The problem: Search the records below for the word "consumit". Pull out each line that has it.

[Data records]
-- -- --
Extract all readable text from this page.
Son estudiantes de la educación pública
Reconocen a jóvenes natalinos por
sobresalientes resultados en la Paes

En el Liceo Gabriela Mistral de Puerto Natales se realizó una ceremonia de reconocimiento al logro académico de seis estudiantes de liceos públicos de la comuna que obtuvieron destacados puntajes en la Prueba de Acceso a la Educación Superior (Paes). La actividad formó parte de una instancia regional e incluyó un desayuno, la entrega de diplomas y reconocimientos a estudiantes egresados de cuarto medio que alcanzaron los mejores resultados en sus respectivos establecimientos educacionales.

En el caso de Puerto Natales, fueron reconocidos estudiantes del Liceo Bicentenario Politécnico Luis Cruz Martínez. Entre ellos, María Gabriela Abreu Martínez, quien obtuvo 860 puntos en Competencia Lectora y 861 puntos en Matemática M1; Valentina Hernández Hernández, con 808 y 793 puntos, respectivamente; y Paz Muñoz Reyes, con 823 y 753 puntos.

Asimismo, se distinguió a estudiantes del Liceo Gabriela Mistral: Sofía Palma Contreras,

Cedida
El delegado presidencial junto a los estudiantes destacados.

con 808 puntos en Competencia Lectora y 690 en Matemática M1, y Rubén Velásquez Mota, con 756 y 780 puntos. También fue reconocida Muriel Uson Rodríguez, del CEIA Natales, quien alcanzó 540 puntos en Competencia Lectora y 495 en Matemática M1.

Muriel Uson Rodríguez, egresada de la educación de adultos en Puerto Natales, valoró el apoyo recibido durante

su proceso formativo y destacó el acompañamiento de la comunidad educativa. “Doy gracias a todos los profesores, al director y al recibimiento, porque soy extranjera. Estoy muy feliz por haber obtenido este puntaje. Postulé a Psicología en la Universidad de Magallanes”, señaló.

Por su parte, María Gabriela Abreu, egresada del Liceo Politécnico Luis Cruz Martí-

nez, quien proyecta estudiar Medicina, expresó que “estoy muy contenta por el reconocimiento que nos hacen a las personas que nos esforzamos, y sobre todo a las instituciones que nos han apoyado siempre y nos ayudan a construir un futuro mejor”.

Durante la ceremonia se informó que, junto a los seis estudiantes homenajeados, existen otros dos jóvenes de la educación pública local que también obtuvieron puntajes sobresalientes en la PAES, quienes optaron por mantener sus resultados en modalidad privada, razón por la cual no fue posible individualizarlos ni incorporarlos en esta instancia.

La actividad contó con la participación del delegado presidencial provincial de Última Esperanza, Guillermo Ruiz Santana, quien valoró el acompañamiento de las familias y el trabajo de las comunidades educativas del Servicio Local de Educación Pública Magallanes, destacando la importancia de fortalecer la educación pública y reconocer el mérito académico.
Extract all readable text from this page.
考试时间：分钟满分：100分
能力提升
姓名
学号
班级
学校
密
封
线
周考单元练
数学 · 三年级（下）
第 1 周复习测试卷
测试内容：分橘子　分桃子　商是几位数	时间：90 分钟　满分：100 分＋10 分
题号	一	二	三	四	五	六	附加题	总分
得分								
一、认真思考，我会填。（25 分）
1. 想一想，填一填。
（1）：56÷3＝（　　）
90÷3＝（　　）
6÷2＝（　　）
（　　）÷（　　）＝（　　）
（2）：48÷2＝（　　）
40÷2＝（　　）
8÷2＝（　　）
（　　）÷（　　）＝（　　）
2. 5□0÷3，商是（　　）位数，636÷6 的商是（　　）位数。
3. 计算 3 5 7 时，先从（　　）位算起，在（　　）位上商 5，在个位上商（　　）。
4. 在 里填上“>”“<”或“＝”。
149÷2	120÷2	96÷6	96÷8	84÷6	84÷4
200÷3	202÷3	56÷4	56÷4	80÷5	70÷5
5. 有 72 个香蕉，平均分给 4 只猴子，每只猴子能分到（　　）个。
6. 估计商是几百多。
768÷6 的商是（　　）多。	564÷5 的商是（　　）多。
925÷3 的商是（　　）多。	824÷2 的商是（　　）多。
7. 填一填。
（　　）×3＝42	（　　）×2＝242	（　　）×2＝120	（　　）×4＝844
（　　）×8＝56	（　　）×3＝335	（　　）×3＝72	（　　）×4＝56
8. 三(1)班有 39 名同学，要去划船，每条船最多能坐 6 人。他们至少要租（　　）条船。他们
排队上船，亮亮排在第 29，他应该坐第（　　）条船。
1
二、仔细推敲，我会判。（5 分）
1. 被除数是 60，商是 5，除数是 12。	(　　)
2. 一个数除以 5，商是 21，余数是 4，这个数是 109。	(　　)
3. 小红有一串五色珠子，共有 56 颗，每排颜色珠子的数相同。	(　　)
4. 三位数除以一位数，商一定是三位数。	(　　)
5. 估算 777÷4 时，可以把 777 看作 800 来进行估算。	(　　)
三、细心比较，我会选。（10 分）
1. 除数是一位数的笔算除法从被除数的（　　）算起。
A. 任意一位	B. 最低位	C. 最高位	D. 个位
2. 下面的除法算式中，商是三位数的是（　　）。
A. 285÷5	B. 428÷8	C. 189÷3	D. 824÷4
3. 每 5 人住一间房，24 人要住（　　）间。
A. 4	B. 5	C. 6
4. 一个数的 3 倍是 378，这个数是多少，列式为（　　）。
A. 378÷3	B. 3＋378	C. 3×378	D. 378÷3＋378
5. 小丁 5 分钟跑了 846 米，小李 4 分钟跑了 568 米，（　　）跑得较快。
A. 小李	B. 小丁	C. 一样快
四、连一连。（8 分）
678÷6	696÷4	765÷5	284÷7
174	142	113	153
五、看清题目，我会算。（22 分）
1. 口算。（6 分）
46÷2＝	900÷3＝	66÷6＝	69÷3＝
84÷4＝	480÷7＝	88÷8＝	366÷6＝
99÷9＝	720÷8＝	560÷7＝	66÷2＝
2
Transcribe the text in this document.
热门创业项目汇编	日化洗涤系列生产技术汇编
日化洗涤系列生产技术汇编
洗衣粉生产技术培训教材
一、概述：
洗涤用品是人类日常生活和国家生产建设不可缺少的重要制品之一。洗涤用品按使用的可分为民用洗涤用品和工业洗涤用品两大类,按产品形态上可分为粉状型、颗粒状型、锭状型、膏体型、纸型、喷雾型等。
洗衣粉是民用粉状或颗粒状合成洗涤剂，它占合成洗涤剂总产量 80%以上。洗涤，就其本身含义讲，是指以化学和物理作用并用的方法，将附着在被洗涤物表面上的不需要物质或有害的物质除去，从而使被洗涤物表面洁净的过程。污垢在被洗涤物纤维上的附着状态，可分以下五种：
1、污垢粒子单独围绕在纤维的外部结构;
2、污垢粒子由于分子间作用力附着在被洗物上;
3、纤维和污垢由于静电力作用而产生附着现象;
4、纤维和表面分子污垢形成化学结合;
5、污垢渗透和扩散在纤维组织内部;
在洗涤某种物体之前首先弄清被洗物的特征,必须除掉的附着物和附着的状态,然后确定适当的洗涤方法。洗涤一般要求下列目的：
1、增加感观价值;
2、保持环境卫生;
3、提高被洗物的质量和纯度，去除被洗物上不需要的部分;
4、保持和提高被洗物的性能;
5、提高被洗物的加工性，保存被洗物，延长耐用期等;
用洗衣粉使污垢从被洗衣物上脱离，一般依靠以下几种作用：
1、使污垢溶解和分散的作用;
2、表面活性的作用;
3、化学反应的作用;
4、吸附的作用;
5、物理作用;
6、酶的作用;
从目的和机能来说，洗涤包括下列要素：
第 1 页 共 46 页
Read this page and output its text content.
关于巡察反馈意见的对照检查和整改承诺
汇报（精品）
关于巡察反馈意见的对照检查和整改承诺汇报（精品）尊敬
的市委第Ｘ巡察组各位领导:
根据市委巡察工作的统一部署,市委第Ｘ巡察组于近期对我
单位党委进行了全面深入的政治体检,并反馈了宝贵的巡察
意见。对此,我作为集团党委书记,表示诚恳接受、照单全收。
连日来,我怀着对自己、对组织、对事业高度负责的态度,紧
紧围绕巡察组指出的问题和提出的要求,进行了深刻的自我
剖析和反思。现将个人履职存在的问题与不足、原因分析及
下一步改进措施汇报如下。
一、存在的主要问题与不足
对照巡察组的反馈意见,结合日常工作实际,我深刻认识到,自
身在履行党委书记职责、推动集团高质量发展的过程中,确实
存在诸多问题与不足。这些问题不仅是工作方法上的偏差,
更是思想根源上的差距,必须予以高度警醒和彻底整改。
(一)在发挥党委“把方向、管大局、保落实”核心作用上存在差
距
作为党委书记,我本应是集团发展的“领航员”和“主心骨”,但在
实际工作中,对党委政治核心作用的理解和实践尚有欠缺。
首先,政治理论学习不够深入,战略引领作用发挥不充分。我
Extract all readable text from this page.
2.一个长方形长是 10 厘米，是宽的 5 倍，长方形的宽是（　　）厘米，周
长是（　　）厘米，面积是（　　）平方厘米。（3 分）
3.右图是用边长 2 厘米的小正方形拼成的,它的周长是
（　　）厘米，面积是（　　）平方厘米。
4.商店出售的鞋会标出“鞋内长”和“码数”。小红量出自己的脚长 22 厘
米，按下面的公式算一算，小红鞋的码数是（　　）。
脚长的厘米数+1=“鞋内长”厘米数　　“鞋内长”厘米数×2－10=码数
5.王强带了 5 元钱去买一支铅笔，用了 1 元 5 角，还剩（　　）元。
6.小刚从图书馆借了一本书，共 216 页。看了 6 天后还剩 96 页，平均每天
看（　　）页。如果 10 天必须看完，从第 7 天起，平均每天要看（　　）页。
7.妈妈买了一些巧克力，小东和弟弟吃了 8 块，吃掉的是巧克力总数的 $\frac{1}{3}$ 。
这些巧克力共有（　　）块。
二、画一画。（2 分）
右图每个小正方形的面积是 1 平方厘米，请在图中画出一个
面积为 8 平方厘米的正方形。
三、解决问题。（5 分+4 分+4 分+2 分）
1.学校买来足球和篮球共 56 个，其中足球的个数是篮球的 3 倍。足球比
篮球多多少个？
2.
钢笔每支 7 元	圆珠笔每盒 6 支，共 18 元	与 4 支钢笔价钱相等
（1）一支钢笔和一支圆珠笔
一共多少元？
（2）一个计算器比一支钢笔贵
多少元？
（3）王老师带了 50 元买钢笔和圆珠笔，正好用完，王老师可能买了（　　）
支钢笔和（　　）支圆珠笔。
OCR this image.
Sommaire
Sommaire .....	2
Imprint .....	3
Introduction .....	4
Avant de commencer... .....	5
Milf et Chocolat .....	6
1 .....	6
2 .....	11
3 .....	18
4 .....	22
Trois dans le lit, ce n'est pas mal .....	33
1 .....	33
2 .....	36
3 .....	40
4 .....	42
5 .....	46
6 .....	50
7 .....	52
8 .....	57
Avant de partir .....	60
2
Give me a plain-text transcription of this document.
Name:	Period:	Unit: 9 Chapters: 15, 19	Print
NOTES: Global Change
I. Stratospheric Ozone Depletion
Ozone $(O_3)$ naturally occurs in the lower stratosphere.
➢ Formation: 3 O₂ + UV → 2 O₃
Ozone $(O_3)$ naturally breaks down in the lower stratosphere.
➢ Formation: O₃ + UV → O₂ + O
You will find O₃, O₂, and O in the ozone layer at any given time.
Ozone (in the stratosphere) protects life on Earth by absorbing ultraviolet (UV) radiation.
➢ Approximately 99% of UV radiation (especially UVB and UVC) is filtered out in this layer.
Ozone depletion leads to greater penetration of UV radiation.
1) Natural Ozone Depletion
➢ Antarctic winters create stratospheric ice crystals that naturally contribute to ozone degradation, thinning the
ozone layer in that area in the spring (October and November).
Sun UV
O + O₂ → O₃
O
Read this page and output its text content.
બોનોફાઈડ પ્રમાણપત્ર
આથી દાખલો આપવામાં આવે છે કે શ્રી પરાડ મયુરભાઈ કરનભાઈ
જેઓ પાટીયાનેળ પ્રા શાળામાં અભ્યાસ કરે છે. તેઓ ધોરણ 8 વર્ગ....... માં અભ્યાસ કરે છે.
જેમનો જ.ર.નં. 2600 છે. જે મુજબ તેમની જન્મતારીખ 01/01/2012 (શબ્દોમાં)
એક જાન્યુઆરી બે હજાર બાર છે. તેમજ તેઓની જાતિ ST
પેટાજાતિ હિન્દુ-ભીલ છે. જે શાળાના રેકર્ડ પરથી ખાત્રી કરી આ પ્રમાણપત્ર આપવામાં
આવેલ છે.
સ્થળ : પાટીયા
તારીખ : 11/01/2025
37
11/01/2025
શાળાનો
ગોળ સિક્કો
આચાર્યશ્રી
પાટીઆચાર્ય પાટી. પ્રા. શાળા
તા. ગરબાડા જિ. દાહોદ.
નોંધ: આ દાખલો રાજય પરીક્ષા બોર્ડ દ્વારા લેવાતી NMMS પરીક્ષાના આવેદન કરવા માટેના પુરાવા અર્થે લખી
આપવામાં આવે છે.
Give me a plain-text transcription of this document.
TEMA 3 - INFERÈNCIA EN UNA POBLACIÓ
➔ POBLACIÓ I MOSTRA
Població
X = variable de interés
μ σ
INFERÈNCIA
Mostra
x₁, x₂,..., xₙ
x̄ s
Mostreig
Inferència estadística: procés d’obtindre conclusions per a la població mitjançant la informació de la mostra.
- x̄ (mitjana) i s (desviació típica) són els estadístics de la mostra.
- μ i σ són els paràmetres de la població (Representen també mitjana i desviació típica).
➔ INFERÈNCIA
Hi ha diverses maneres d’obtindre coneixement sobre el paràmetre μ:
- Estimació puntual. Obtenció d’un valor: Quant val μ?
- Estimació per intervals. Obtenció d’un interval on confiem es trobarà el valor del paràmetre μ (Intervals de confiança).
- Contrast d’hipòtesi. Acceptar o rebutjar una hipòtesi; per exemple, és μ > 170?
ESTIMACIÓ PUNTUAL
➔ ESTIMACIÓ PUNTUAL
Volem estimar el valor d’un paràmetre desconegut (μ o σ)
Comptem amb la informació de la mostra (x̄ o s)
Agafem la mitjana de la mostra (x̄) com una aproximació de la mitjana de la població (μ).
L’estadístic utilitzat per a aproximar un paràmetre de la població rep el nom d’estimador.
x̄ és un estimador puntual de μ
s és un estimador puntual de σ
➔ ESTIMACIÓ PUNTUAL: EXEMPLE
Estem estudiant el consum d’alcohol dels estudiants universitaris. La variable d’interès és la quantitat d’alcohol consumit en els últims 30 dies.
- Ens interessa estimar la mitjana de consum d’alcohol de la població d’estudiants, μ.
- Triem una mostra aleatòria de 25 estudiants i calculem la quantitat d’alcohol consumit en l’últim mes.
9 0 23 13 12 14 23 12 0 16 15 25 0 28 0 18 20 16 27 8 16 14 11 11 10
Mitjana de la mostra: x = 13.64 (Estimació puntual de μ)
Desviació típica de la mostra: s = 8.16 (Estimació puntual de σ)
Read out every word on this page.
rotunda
-- -- --
Solution to the problem:
Estem estudiant el consum d’alcohol dels estudiants universitaris. La variable d’interès és la quantitat d’alcohol consumit en els últims 30 dies.
- Triem una mostra aleatòria de 25 estudiants i calculem la quantitat d’alcohol consumit en l’últim mes.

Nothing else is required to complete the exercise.